Answer with the number of lines in the listing below that contain the word "WEBAPP", and nothing else.

-- begin EXERCISE DATA --

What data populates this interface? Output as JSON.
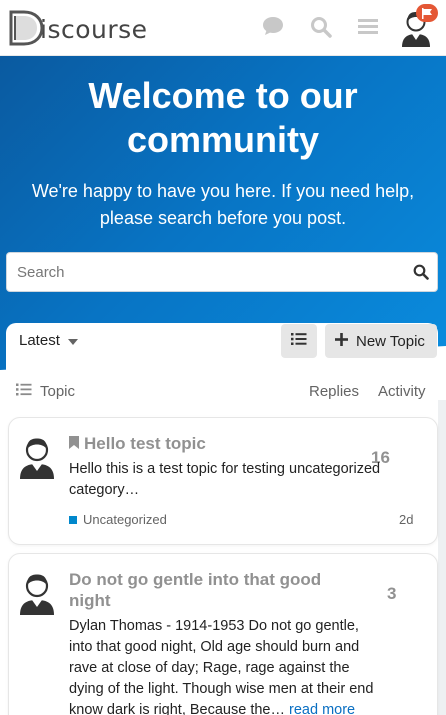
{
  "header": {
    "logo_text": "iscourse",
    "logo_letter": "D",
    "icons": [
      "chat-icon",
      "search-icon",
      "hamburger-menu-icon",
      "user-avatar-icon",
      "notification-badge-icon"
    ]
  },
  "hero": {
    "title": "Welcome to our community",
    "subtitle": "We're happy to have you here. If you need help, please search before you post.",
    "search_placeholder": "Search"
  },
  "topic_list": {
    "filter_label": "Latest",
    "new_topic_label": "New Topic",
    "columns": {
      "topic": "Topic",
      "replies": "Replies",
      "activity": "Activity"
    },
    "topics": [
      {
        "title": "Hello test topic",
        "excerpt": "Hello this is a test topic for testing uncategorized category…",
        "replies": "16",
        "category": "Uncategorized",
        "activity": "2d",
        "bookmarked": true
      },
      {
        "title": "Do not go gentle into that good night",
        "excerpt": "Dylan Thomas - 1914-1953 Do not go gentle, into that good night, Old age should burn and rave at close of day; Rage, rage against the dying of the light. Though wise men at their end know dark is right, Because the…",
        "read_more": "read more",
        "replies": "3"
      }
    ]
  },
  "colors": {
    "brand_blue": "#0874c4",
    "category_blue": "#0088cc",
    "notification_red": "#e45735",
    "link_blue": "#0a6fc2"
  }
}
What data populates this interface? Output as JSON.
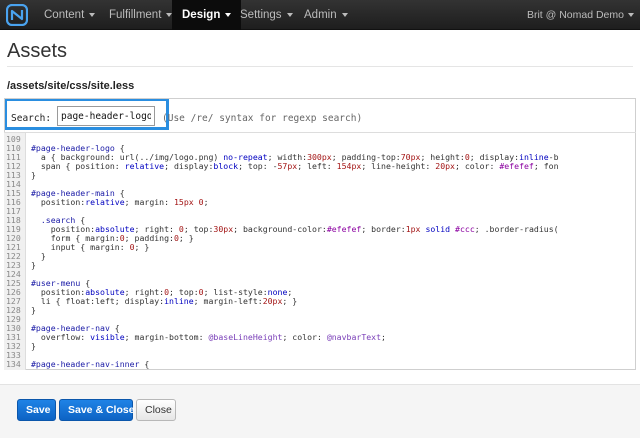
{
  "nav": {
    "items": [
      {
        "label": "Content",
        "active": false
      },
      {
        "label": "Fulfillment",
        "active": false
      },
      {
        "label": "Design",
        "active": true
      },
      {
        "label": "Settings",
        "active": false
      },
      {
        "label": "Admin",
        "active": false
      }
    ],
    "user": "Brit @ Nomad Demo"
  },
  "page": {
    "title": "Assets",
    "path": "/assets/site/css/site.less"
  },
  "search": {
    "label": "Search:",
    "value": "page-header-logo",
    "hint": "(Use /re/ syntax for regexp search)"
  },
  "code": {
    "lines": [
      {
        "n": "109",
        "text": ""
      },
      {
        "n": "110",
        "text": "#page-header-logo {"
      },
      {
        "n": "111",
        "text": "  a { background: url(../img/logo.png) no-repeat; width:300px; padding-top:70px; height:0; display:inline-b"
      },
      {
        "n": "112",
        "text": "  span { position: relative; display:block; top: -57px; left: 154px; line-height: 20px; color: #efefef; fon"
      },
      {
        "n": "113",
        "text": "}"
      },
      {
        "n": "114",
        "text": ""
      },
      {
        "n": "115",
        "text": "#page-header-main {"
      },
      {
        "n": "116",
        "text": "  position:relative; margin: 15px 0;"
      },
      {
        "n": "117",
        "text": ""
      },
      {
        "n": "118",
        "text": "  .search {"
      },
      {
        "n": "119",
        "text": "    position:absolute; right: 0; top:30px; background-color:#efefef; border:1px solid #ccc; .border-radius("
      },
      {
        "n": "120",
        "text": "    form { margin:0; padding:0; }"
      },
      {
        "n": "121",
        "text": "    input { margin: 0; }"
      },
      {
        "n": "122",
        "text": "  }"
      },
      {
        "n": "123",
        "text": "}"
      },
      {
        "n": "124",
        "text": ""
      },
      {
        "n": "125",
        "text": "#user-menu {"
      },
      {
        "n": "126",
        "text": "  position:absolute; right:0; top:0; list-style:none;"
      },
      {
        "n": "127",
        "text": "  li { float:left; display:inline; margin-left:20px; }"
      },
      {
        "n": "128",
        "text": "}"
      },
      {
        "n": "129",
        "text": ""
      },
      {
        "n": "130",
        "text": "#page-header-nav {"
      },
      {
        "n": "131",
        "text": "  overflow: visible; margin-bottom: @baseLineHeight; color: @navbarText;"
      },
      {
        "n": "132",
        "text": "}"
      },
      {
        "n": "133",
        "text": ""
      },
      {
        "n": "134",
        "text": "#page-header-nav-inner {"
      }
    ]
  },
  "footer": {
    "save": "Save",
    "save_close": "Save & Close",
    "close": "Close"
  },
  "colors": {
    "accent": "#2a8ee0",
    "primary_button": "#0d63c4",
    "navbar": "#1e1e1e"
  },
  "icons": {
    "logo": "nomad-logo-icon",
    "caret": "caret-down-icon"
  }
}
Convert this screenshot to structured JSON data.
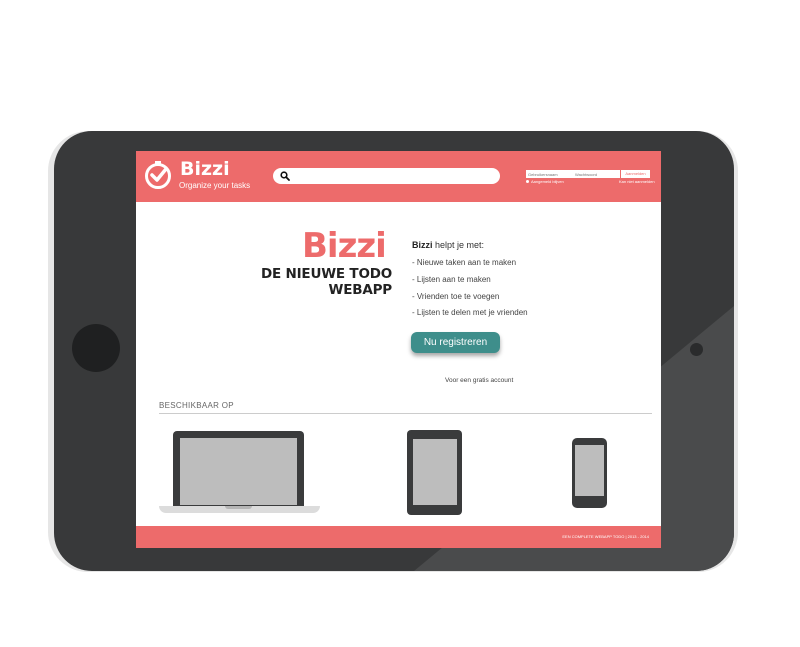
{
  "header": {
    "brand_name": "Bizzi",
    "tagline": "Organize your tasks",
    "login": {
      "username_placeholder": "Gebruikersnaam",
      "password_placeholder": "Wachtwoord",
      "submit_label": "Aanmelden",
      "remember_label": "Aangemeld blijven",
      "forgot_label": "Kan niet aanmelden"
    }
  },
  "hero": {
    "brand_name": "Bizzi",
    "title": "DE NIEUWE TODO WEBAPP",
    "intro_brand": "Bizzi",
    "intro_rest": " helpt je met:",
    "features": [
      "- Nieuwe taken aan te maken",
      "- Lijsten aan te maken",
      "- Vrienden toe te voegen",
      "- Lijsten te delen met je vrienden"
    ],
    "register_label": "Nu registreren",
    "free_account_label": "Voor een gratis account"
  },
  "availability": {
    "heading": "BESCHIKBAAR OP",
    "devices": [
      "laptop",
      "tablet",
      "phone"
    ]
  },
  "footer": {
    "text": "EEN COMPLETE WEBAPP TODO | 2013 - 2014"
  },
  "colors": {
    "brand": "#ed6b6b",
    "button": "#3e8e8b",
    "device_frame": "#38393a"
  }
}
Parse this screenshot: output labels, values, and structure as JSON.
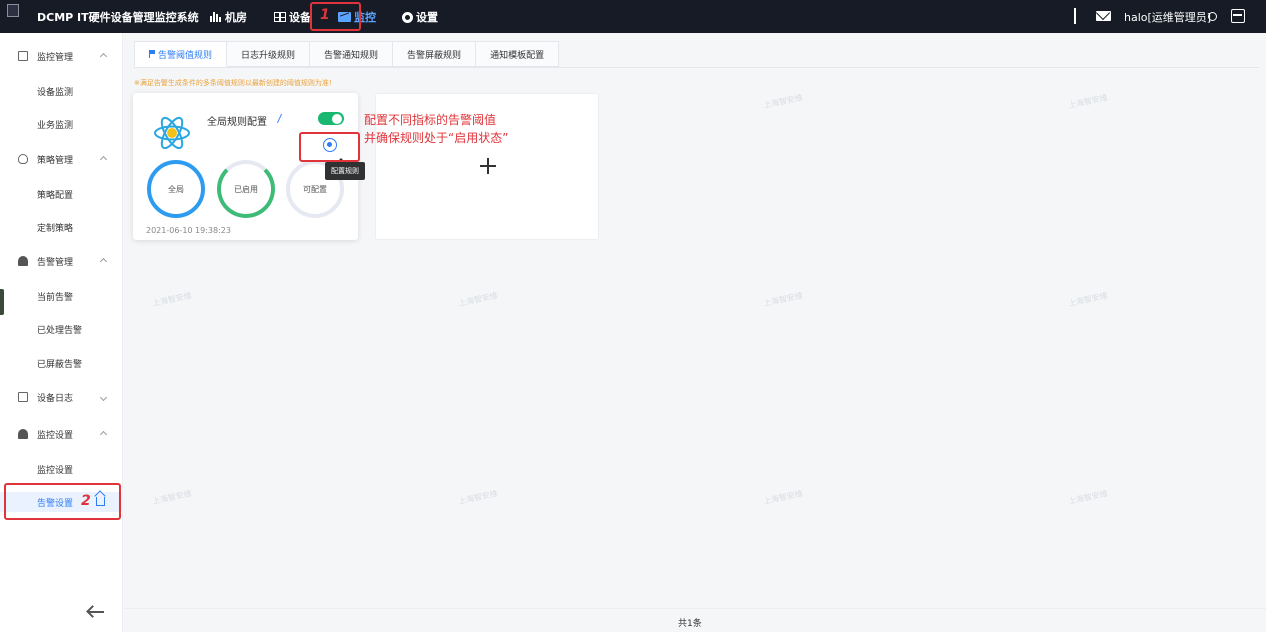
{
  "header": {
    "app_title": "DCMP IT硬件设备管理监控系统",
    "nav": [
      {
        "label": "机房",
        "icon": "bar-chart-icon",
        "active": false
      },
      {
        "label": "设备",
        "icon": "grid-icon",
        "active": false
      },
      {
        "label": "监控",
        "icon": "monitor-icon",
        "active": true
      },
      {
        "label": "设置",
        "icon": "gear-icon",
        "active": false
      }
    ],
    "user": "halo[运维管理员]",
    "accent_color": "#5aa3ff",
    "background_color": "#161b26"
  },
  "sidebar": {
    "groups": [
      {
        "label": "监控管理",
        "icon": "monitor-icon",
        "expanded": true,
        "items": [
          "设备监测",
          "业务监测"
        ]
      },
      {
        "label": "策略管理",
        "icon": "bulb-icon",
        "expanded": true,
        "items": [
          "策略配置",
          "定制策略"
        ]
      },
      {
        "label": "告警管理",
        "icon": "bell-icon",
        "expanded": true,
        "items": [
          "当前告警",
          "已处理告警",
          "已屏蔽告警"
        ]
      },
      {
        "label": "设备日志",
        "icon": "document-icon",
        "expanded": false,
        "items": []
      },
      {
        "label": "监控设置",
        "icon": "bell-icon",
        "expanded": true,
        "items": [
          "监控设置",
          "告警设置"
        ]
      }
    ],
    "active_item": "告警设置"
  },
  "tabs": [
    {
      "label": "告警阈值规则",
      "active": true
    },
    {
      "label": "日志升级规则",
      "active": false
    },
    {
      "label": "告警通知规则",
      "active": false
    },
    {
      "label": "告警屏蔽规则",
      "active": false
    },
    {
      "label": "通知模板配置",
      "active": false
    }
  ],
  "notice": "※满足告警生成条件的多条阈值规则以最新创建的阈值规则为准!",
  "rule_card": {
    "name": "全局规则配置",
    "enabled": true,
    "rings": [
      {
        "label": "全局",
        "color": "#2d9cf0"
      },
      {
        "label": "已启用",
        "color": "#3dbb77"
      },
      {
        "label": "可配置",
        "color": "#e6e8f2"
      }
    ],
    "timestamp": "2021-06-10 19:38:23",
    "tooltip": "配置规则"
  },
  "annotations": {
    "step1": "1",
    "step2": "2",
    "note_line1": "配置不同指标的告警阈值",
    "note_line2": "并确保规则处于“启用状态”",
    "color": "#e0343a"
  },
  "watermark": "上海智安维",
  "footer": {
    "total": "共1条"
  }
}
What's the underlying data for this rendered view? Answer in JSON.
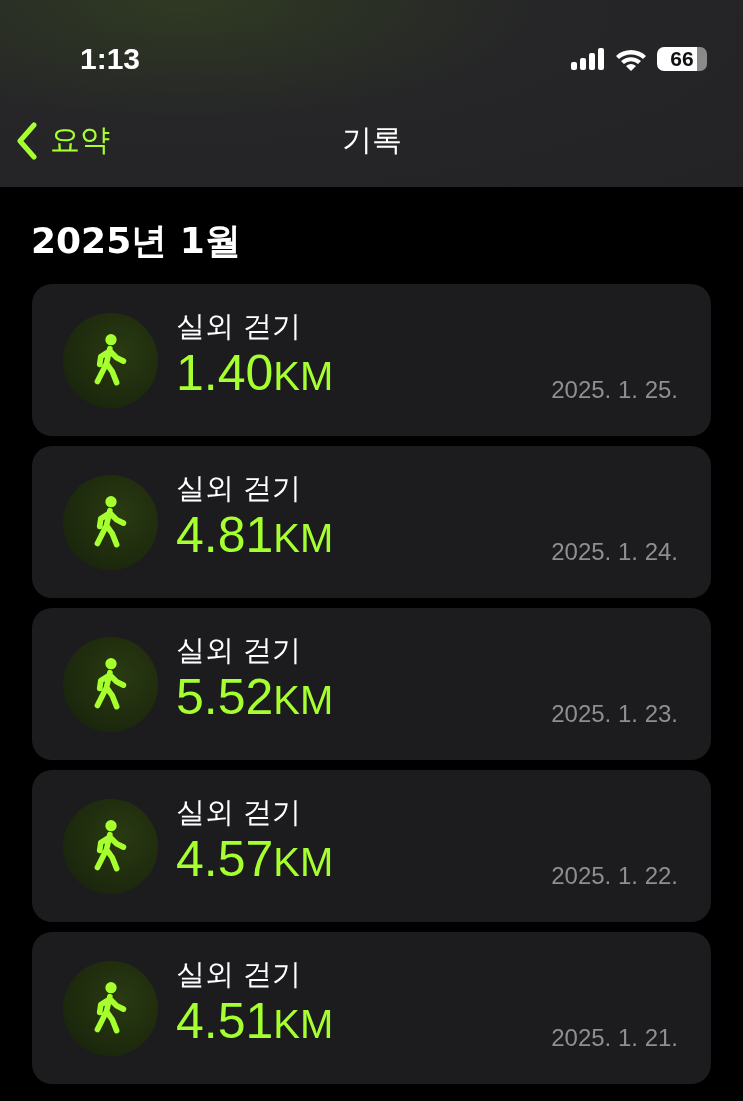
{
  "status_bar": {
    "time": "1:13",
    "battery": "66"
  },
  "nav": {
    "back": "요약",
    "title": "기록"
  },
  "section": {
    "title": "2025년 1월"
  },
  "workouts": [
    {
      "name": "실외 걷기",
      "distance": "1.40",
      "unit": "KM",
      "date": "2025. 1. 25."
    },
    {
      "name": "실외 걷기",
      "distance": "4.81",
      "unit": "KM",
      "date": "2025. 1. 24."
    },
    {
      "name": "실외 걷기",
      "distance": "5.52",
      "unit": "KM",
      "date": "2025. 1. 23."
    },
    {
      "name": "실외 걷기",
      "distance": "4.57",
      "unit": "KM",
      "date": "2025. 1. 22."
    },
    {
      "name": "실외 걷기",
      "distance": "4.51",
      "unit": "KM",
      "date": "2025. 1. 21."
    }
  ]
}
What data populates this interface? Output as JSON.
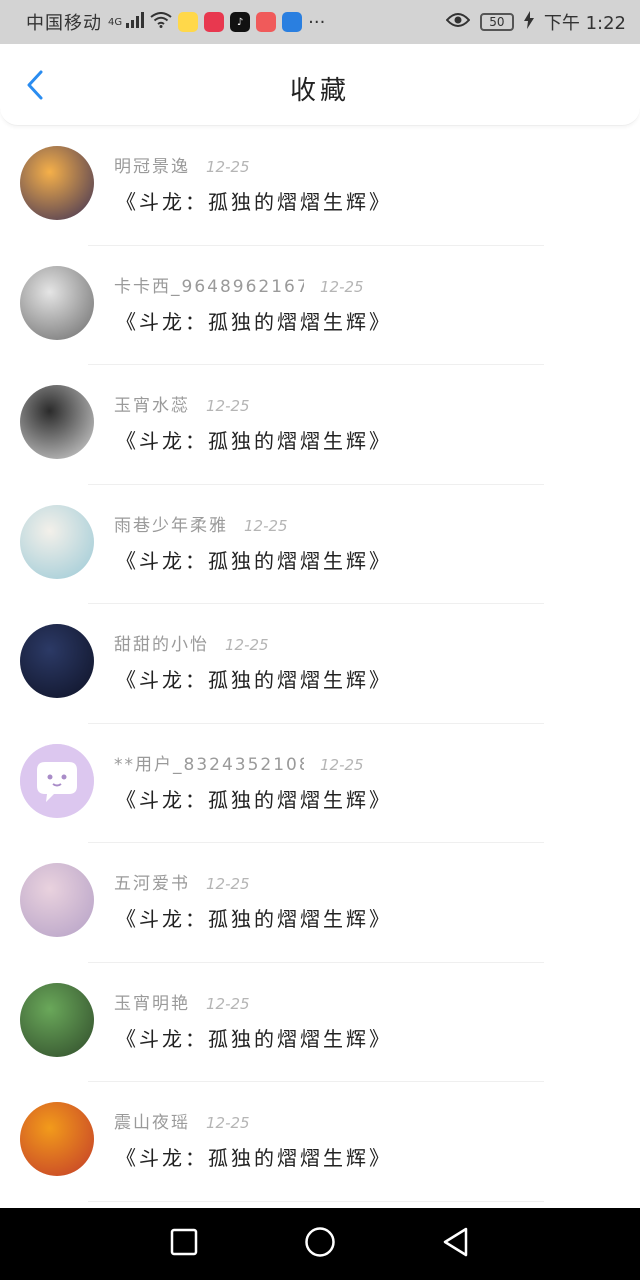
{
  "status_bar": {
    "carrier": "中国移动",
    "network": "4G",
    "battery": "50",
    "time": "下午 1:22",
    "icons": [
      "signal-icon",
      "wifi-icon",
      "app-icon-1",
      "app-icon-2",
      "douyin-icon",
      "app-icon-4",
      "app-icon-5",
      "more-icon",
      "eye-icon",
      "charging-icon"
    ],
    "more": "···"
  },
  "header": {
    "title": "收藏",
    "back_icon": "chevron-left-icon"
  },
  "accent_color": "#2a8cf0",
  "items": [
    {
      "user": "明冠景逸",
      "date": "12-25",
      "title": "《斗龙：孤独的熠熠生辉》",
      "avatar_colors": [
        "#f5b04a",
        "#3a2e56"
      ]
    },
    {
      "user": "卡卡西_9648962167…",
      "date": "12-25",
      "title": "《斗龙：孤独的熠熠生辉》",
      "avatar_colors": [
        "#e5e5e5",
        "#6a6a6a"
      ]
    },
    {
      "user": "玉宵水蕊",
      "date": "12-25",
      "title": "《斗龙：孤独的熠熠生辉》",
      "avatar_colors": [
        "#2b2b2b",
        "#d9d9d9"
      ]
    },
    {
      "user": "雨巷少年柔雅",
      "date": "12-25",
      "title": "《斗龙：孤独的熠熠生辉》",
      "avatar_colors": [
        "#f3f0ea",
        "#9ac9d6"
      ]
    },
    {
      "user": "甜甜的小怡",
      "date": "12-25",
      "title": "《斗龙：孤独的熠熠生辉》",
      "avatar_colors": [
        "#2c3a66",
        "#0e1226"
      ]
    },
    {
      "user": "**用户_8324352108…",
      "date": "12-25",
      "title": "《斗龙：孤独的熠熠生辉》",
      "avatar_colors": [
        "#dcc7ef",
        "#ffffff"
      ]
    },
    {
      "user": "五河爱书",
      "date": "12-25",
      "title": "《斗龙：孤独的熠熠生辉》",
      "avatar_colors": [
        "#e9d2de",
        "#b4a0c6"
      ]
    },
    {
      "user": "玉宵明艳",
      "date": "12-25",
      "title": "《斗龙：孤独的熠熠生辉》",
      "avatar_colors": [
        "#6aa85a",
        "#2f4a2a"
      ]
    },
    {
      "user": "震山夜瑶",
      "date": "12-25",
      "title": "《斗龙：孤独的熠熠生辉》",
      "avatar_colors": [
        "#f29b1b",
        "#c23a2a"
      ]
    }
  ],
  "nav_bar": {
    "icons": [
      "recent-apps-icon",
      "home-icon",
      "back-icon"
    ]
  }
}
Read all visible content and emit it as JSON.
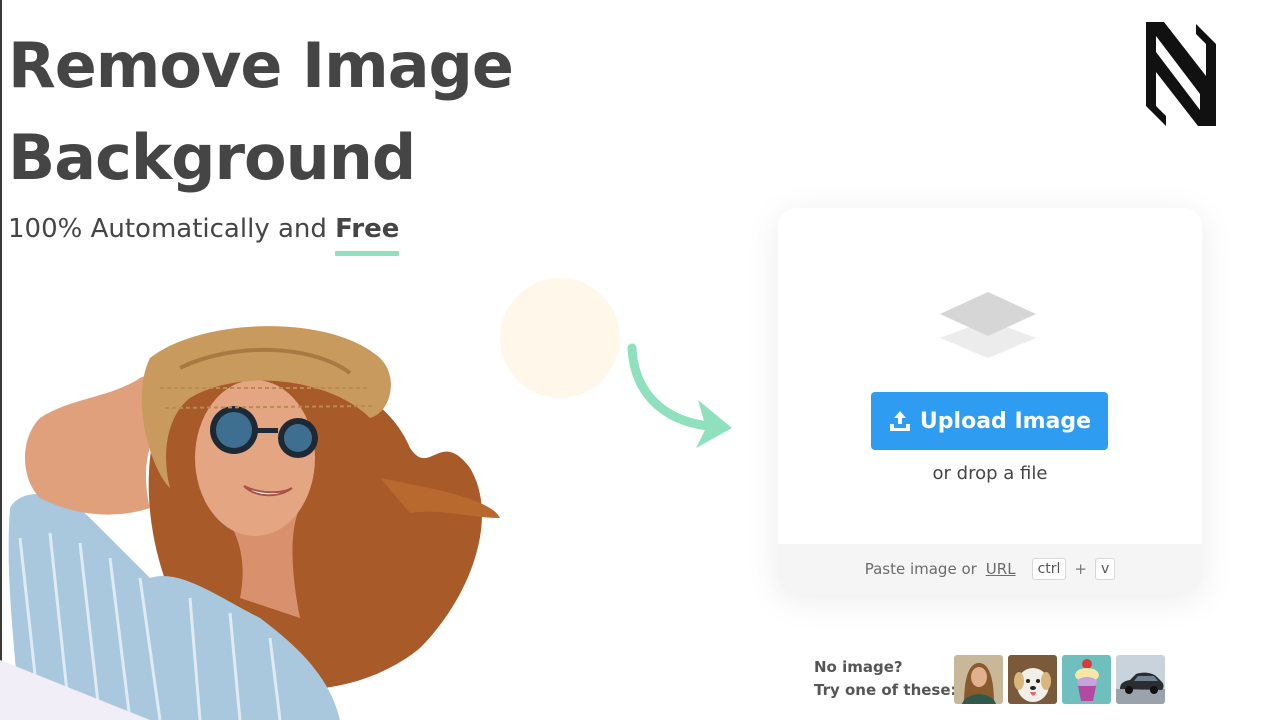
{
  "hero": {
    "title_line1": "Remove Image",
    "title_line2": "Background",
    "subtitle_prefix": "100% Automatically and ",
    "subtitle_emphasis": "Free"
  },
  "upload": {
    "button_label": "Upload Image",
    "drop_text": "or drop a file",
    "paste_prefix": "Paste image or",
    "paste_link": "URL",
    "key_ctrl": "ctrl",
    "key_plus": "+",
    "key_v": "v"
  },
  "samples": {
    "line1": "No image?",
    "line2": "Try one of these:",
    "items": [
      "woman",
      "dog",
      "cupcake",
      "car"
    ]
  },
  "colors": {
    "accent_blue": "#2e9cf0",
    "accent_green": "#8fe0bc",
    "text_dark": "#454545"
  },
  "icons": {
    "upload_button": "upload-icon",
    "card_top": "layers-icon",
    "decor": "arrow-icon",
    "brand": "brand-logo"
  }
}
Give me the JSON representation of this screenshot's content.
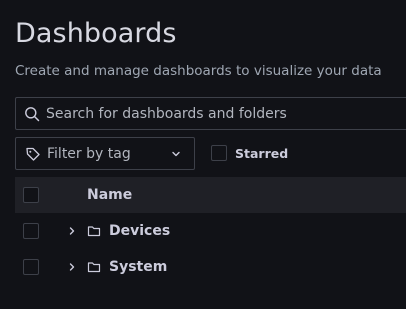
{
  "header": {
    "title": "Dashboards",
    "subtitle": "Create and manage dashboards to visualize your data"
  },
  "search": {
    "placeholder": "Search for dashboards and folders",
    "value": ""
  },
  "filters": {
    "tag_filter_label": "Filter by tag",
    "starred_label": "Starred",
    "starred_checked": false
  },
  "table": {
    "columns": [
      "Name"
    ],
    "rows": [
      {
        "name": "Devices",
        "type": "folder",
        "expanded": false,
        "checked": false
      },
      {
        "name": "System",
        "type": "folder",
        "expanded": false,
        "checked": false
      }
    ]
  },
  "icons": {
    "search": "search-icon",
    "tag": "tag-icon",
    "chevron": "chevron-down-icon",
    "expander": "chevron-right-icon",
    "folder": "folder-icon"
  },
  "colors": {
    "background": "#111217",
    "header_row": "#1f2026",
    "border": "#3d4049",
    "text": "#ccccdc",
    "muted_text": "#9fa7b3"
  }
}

-- end EXERCISE DATA --

TASK ANSWER: 2